= AIM OF THE TASK =
State only how many lines contain the string "firstnode".

═════ LISTED RECORDS ═════

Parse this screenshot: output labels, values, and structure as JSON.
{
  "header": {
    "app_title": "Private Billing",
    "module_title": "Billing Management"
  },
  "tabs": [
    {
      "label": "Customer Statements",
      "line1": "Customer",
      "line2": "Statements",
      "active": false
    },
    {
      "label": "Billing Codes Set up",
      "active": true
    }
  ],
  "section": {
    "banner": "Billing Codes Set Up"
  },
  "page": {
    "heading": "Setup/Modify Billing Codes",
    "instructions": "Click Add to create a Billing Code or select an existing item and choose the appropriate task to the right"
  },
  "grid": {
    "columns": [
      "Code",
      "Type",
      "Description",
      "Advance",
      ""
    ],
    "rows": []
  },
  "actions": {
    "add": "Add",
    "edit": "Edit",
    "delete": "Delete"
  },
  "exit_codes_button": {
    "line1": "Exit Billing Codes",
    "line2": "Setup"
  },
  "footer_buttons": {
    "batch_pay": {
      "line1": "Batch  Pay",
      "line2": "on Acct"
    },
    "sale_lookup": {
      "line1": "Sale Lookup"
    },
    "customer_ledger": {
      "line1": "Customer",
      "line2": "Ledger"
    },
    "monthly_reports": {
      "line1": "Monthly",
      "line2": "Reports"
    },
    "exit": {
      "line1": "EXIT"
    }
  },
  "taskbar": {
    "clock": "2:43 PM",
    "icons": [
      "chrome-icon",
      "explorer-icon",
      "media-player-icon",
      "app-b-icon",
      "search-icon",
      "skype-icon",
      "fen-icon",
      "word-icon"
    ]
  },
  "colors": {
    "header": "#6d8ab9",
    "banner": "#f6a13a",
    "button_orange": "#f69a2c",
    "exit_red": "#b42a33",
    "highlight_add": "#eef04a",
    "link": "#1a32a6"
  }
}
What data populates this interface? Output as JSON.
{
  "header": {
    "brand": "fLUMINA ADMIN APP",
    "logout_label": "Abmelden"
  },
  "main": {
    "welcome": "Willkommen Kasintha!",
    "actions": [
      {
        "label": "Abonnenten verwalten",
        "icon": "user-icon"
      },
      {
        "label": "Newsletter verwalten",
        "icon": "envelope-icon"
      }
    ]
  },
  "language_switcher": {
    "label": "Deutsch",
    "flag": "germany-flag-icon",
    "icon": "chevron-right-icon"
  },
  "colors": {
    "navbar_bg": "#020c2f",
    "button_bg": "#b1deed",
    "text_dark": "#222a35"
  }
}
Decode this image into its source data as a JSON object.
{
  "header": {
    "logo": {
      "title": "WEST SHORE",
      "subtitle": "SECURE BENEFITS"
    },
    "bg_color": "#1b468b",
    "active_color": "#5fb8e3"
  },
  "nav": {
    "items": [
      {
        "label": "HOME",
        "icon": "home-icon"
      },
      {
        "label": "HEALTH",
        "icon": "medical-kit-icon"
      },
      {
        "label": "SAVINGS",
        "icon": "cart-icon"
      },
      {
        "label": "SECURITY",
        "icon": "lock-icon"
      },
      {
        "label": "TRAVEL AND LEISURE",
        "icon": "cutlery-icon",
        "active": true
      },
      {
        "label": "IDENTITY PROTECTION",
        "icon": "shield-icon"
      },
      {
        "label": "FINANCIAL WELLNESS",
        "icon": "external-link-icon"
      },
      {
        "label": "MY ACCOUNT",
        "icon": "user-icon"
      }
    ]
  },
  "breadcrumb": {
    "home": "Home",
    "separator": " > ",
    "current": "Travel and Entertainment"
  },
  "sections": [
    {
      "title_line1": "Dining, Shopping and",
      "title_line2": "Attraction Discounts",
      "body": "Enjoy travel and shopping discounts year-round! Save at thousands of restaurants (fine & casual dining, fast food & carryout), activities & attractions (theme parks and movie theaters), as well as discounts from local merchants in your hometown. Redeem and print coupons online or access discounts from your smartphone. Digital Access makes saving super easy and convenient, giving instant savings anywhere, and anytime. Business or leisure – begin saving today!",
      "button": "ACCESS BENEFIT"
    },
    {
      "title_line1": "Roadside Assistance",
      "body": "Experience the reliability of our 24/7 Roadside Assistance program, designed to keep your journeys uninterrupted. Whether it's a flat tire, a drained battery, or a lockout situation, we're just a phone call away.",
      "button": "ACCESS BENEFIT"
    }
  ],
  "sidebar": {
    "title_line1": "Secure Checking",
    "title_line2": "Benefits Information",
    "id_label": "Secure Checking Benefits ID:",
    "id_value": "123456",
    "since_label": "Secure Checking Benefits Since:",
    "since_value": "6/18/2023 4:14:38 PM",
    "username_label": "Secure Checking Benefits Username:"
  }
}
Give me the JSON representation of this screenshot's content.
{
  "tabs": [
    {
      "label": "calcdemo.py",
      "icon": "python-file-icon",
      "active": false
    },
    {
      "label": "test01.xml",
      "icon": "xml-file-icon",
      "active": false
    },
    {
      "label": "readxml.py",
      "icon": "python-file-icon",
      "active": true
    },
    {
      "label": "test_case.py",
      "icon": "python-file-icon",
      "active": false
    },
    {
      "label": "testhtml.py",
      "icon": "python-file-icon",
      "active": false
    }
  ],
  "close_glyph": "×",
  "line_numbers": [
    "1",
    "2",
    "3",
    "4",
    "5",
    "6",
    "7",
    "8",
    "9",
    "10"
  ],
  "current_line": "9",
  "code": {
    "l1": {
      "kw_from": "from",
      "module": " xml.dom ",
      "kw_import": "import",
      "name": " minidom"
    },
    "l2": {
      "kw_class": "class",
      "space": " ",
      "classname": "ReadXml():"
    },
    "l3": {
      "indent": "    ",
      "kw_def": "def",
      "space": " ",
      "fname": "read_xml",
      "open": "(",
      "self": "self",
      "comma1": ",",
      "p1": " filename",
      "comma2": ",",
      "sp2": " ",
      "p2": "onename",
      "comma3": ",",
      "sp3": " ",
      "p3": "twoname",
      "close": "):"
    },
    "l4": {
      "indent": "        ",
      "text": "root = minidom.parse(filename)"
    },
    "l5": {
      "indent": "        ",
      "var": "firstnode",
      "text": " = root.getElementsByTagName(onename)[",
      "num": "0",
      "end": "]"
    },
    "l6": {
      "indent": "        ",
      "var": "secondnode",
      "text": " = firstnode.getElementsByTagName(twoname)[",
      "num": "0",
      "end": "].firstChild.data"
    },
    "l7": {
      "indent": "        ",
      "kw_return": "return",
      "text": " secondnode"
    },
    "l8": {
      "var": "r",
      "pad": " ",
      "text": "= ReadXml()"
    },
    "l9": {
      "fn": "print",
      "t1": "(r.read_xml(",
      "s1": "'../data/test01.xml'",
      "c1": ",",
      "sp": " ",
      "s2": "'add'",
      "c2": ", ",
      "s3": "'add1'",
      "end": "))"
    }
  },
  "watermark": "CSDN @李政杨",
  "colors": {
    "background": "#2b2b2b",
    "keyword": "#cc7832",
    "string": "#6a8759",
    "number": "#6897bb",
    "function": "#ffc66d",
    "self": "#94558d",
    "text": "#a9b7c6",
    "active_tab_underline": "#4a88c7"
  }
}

═════

= SOLUTION =
2